#### JOB
Write out every line below that includes the word "values".

-------- PROVIDED DATA --------

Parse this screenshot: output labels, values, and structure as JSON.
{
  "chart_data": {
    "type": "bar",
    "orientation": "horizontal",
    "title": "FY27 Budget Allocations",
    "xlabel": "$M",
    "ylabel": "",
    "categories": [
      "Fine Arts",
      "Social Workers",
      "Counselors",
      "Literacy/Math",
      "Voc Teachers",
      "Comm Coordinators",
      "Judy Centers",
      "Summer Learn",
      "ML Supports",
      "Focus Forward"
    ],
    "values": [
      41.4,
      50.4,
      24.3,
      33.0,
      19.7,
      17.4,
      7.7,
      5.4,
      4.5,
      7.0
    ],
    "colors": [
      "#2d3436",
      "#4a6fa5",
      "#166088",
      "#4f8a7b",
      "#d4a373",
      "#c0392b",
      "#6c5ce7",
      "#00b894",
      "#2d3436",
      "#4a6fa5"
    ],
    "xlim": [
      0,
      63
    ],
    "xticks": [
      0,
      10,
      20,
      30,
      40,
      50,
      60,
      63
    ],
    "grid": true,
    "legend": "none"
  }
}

--------

#### RESPONSE TO THE EXERCISE
Parse this screenshot: output labels, values, and structure as JSON.
    "values": [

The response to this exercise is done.